GIVEN PROBLEM: Determine the number of lines where "Vacinação" occurs and reply with that number by itself.

[Collected data entries]
•••••

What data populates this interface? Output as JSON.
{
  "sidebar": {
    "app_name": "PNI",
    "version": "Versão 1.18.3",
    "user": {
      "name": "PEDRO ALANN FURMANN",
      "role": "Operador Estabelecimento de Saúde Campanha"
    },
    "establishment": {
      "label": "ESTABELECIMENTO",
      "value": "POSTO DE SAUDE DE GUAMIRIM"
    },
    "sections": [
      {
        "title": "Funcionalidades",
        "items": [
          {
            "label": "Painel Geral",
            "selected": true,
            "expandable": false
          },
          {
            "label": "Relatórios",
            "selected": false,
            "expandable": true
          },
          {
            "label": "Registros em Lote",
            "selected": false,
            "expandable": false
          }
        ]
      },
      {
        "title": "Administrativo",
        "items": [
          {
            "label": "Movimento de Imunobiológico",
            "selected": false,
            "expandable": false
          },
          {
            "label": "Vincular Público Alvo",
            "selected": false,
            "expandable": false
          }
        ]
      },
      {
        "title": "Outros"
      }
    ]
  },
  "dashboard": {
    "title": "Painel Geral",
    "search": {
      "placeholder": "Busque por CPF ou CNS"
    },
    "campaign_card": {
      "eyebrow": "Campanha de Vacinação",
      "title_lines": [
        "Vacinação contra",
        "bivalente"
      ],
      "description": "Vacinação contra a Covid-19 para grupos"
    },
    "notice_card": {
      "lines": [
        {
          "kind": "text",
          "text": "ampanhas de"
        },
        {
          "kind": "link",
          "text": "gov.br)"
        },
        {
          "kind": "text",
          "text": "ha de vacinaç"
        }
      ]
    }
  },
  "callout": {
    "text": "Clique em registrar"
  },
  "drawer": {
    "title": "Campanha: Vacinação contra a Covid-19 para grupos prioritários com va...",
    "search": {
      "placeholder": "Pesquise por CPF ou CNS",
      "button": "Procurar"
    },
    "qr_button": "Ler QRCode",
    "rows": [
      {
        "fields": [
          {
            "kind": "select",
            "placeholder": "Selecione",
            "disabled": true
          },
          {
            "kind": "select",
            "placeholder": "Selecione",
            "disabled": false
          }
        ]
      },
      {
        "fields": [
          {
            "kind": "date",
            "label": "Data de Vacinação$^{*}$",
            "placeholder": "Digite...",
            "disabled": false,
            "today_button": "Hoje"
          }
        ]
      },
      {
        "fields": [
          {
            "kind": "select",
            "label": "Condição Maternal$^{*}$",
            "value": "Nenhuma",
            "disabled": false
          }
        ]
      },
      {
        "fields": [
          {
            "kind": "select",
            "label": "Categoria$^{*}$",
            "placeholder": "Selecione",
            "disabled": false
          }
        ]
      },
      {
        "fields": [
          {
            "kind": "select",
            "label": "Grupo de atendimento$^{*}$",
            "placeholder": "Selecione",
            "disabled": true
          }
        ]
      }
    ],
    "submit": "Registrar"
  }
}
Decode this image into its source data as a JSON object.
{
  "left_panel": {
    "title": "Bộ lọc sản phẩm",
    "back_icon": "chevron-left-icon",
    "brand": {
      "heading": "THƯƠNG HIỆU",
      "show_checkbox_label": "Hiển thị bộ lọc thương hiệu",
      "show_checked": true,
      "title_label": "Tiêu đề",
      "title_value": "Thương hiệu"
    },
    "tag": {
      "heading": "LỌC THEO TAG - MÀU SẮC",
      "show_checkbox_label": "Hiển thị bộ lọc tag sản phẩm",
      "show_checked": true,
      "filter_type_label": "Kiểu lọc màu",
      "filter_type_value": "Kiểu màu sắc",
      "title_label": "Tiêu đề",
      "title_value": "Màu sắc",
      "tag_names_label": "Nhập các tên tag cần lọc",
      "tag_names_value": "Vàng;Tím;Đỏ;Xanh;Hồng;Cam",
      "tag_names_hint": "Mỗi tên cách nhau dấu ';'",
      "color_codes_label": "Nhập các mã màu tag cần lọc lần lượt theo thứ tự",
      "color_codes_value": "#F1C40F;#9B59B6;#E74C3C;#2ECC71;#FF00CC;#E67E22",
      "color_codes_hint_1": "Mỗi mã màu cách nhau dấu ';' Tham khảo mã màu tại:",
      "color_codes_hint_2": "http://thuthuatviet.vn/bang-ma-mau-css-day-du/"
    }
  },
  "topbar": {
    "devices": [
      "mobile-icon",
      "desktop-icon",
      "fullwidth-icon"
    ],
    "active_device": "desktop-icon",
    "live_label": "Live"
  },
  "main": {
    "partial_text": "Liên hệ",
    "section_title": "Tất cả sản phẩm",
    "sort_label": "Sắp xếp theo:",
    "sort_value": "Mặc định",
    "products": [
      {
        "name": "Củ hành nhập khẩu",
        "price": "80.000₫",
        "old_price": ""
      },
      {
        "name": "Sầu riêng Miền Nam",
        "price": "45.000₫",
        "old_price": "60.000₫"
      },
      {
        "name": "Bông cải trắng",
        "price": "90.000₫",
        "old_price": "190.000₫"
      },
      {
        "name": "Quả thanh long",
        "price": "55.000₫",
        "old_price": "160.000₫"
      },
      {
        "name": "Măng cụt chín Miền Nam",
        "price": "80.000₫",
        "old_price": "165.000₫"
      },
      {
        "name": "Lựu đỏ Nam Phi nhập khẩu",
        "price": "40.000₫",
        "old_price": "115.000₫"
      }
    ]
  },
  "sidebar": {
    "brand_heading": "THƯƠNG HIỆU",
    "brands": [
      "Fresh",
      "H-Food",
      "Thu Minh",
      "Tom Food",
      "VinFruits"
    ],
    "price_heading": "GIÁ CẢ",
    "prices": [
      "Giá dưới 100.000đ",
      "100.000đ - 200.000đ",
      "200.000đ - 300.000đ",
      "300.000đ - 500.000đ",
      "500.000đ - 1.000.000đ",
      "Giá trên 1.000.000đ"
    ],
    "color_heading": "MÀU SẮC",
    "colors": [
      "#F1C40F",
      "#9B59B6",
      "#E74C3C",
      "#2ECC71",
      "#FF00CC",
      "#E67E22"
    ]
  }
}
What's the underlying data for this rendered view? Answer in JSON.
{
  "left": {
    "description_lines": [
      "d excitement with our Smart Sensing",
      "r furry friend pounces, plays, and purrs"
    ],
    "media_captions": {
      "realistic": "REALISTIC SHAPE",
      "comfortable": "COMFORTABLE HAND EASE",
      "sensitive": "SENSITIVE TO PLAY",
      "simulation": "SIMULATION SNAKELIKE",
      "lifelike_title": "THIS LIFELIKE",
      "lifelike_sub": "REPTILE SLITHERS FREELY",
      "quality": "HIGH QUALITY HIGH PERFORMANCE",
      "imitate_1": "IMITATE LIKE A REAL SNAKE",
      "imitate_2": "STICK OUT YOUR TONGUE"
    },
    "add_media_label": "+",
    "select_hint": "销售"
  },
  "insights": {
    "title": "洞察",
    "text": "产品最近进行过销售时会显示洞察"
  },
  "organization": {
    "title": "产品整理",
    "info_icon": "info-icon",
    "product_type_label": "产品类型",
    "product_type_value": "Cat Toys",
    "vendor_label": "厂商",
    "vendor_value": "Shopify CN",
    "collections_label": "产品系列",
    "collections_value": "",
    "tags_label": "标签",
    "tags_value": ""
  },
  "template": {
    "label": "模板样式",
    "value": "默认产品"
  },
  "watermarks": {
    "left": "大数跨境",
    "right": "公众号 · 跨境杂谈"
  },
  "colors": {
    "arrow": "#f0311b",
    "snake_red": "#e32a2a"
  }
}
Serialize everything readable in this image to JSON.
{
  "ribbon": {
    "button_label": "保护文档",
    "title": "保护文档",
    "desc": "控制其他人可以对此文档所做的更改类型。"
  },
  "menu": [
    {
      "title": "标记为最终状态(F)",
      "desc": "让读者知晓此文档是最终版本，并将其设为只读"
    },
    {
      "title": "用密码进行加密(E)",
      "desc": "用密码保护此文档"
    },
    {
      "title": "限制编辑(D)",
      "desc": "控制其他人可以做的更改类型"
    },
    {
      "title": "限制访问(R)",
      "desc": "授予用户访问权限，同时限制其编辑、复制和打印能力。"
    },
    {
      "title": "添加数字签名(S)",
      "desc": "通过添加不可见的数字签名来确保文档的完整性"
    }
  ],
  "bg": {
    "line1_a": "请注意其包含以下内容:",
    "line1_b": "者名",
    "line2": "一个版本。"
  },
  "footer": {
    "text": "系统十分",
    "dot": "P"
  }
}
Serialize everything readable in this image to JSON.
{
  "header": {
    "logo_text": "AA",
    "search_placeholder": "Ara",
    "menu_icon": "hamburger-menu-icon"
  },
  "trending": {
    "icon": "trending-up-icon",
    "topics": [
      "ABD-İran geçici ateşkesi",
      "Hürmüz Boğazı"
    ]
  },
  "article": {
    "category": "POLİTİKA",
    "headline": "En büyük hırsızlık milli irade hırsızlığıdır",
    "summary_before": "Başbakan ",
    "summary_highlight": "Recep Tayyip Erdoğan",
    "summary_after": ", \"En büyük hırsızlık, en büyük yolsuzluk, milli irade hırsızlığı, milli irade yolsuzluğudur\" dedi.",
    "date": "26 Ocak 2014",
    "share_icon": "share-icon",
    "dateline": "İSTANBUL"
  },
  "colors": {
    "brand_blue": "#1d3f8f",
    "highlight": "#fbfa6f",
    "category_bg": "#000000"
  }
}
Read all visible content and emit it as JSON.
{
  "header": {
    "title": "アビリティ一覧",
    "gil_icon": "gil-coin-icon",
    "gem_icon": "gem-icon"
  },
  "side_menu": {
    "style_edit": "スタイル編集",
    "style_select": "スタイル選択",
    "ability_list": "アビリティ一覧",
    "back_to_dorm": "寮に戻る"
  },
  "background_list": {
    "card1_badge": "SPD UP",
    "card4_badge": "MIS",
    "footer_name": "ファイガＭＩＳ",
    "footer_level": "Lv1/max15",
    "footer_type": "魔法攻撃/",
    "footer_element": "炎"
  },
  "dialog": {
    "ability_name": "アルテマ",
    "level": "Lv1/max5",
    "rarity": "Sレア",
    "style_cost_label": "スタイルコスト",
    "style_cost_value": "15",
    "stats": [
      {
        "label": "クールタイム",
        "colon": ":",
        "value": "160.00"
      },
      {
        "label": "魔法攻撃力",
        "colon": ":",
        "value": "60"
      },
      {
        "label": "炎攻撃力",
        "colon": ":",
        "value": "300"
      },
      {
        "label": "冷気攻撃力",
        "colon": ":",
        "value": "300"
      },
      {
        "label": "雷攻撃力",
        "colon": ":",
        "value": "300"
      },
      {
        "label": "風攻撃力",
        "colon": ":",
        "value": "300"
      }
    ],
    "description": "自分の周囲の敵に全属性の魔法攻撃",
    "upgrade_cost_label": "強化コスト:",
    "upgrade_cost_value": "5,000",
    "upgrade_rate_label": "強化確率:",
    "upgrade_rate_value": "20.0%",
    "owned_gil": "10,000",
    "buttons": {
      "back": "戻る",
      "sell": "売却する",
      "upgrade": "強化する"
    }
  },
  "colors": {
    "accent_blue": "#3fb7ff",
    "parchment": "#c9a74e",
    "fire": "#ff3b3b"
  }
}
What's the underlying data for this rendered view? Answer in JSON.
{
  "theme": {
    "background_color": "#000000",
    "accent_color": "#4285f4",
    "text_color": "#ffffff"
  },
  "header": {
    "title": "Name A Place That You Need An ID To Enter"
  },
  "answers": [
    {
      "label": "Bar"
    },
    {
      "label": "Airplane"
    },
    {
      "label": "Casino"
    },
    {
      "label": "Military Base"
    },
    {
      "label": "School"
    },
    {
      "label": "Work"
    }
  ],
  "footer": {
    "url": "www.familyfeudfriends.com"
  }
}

•••••

CORRECT RESPONSE: 5